━━━━━ RECORDS SUPPLIED

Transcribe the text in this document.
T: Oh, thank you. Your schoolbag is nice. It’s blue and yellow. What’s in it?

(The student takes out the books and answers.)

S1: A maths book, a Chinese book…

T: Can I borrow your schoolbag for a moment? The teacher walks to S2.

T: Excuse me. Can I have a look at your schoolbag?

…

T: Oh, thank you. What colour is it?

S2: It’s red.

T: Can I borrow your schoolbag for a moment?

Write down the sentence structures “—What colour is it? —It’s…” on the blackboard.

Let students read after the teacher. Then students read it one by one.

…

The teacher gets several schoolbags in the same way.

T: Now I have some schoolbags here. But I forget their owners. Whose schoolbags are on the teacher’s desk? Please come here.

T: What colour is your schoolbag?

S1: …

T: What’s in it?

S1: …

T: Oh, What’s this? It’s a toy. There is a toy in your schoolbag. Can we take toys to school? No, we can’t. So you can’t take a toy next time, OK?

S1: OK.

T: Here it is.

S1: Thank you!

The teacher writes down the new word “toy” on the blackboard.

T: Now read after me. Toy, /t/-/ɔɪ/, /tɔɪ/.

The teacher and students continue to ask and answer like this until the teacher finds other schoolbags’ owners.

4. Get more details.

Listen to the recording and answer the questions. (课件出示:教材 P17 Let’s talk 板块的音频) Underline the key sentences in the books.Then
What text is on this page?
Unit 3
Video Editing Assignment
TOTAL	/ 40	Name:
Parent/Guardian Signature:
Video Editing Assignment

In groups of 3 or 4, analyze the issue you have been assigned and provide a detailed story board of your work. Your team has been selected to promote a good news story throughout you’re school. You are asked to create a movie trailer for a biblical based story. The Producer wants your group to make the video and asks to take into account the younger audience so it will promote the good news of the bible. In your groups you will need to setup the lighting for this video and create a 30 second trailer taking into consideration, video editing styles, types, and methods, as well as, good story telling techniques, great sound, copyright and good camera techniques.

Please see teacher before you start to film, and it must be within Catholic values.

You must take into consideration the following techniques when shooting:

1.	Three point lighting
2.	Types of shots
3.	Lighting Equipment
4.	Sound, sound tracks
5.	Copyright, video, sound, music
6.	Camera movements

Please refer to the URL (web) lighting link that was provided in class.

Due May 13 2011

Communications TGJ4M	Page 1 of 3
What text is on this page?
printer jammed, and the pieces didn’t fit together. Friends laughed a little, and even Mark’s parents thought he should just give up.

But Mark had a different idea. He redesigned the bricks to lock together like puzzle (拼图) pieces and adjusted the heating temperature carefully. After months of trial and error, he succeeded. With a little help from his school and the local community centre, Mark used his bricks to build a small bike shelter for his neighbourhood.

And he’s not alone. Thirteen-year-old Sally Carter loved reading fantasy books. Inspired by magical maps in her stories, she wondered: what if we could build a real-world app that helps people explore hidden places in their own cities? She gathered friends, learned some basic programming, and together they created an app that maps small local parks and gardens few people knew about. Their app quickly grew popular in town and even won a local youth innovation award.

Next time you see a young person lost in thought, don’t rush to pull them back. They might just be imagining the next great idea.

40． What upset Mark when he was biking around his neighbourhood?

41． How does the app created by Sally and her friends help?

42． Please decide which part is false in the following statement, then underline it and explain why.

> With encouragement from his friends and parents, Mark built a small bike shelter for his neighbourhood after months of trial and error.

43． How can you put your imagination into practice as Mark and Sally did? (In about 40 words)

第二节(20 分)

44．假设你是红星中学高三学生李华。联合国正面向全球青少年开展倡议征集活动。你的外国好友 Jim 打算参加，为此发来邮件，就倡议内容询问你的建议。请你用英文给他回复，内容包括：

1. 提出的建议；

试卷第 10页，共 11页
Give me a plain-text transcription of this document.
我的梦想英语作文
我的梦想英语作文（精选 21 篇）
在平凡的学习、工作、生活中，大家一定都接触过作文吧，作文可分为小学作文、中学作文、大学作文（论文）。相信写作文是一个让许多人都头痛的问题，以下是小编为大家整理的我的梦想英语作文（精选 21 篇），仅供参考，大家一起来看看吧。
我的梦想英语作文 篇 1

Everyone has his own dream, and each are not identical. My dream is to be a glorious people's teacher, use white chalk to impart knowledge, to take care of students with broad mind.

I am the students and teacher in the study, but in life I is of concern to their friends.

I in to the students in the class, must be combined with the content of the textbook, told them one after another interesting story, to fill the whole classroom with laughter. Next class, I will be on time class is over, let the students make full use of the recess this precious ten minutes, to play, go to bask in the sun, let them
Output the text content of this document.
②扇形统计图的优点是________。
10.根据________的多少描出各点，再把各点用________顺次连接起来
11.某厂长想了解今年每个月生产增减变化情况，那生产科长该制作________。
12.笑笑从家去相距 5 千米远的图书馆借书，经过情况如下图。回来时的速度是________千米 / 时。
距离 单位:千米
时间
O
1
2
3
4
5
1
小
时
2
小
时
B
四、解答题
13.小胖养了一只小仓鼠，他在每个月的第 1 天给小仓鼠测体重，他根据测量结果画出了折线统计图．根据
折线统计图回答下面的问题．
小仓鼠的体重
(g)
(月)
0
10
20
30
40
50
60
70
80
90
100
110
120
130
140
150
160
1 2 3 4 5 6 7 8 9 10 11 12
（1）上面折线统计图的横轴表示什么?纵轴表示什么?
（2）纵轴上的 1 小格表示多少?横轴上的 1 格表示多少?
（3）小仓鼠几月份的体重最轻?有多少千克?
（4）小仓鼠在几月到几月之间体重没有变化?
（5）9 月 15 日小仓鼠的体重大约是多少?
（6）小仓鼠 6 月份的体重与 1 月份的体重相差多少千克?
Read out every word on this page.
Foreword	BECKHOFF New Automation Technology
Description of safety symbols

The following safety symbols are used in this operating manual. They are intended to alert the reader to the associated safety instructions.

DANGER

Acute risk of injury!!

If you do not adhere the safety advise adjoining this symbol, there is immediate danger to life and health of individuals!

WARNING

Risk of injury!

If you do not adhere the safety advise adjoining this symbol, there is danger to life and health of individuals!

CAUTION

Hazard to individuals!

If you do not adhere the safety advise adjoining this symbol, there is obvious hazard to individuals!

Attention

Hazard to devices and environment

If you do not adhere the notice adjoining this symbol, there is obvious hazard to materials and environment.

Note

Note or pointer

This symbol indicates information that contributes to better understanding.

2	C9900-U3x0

━━━━━━━━━━

* **PROBLEM REQUIREMENTS**
Output the records verbatim, from the first line to the last.

* **ANSWER IN FULL**
Transcribe the text in this document.
T: Oh, thank you. Your schoolbag is nice. It’s blue and yellow. What’s in it?

(The student takes out the books and answers.)

S1: A maths book, a Chinese book…

T: Can I borrow your schoolbag for a moment? The teacher walks to S2.

T: Excuse me. Can I have a look at your schoolbag?

…

T: Oh, thank you. What colour is it?

S2: It’s red.

T: Can I borrow your schoolbag for a moment?

Write down the sentence structures “—What colour is it? —It’s…” on the blackboard.

Let students read after the teacher. Then students read it one by one.

…

The teacher gets several schoolbags in the same way.

T: Now I have some schoolbags here. But I forget their owners. Whose schoolbags are on the teacher’s desk? Please come here.

T: What colour is your schoolbag?

S1: …

T: What’s in it?

S1: …

T: Oh, What’s this? It’s a toy. There is a toy in your schoolbag. Can we take toys to school? No, we can’t. So you can’t take a toy next time, OK?

S1: OK.

T: Here it is.

S1: Thank you!

The teacher writes down the new word “toy” on the blackboard.

T: Now read after me. Toy, /t/-/ɔɪ/, /tɔɪ/.

The teacher and students continue to ask and answer like this until the teacher finds other schoolbags’ owners.

4. Get more details.

Listen to the recording and answer the questions. (课件出示:教材 P17 Let’s talk 板块的音频) Underline the key sentences in the books.Then
What text is on this page?
Unit 3
Video Editing Assignment
TOTAL	/ 40	Name:
Parent/Guardian Signature:
Video Editing Assignment

In groups of 3 or 4, analyze the issue you have been assigned and provide a detailed story board of your work. Your team has been selected to promote a good news story throughout you’re school. You are asked to create a movie trailer for a biblical based story. The Producer wants your group to make the video and asks to take into account the younger audience so it will promote the good news of the bible. In your groups you will need to setup the lighting for this video and create a 30 second trailer taking into consideration, video editing styles, types, and methods, as well as, good story telling techniques, great sound, copyright and good camera techniques.

Please see teacher before you start to film, and it must be within Catholic values.

You must take into consideration the following techniques when shooting:

1.	Three point lighting
2.	Types of shots
3.	Lighting Equipment
4.	Sound, sound tracks
5.	Copyright, video, sound, music
6.	Camera movements

Please refer to the URL (web) lighting link that was provided in class.

Due May 13 2011

Communications TGJ4M	Page 1 of 3
What text is on this page?
printer jammed, and the pieces didn’t fit together. Friends laughed a little, and even Mark’s parents thought he should just give up.

But Mark had a different idea. He redesigned the bricks to lock together like puzzle (拼图) pieces and adjusted the heating temperature carefully. After months of trial and error, he succeeded. With a little help from his school and the local community centre, Mark used his bricks to build a small bike shelter for his neighbourhood.

And he’s not alone. Thirteen-year-old Sally Carter loved reading fantasy books. Inspired by magical maps in her stories, she wondered: what if we could build a real-world app that helps people explore hidden places in their own cities? She gathered friends, learned some basic programming, and together they created an app that maps small local parks and gardens few people knew about. Their app quickly grew popular in town and even won a local youth innovation award.

Next time you see a young person lost in thought, don’t rush to pull them back. They might just be imagining the next great idea.

40． What upset Mark when he was biking around his neighbourhood?

41． How does the app created by Sally and her friends help?

42． Please decide which part is false in the following statement, then underline it and explain why.

> With encouragement from his friends and parents, Mark built a small bike shelter for his neighbourhood after months of trial and error.

43． How can you put your imagination into practice as Mark and Sally did? (In about 40 words)

第二节(20 分)

44．假设你是红星中学高三学生李华。联合国正面向全球青少年开展倡议征集活动。你的外国好友 Jim 打算参加，为此发来邮件，就倡议内容询问你的建议。请你用英文给他回复，内容包括：

1. 提出的建议；

试卷第 10页，共 11页
Give me a plain-text transcription of this document.
我的梦想英语作文
我的梦想英语作文（精选 21 篇）
在平凡的学习、工作、生活中，大家一定都接触过作文吧，作文可分为小学作文、中学作文、大学作文（论文）。相信写作文是一个让许多人都头痛的问题，以下是小编为大家整理的我的梦想英语作文（精选 21 篇），仅供参考，大家一起来看看吧。
我的梦想英语作文 篇 1

Everyone has his own dream, and each are not identical. My dream is to be a glorious people's teacher, use white chalk to impart knowledge, to take care of students with broad mind.

I am the students and teacher in the study, but in life I is of concern to their friends.

I in to the students in the class, must be combined with the content of the textbook, told them one after another interesting story, to fill the whole classroom with laughter. Next class, I will be on time class is over, let the students make full use of the recess this precious ten minutes, to play, go to bask in the sun, let them
Output the text content of this document.
②扇形统计图的优点是________。
10.根据________的多少描出各点，再把各点用________顺次连接起来
11.某厂长想了解今年每个月生产增减变化情况，那生产科长该制作________。
12.笑笑从家去相距 5 千米远的图书馆借书，经过情况如下图。回来时的速度是________千米 / 时。
距离 单位:千米
时间
O
1
2
3
4
5
1
小
时
2
小
时
B
四、解答题
13.小胖养了一只小仓鼠，他在每个月的第 1 天给小仓鼠测体重，他根据测量结果画出了折线统计图．根据
折线统计图回答下面的问题．
小仓鼠的体重
(g)
(月)
0
10
20
30
40
50
60
70
80
90
100
110
120
130
140
150
160
1 2 3 4 5 6 7 8 9 10 11 12
（1）上面折线统计图的横轴表示什么?纵轴表示什么?
（2）纵轴上的 1 小格表示多少?横轴上的 1 格表示多少?
（3）小仓鼠几月份的体重最轻?有多少千克?
（4）小仓鼠在几月到几月之间体重没有变化?
（5）9 月 15 日小仓鼠的体重大约是多少?
（6）小仓鼠 6 月份的体重与 1 月份的体重相差多少千克?
Read out every word on this page.
Foreword	BECKHOFF New Automation Technology
Description of safety symbols

The following safety symbols are used in this operating manual. They are intended to alert the reader to the associated safety instructions.

DANGER

Acute risk of injury!!

If you do not adhere the safety advise adjoining this symbol, there is immediate danger to life and health of individuals!

WARNING

Risk of injury!

If you do not adhere the safety advise adjoining this symbol, there is danger to life and health of individuals!

CAUTION

Hazard to individuals!

If you do not adhere the safety advise adjoining this symbol, there is obvious hazard to individuals!

Attention

Hazard to devices and environment

If you do not adhere the notice adjoining this symbol, there is obvious hazard to materials and environment.

Note

Note or pointer

This symbol indicates information that contributes to better understanding.

2	C9900-U3x0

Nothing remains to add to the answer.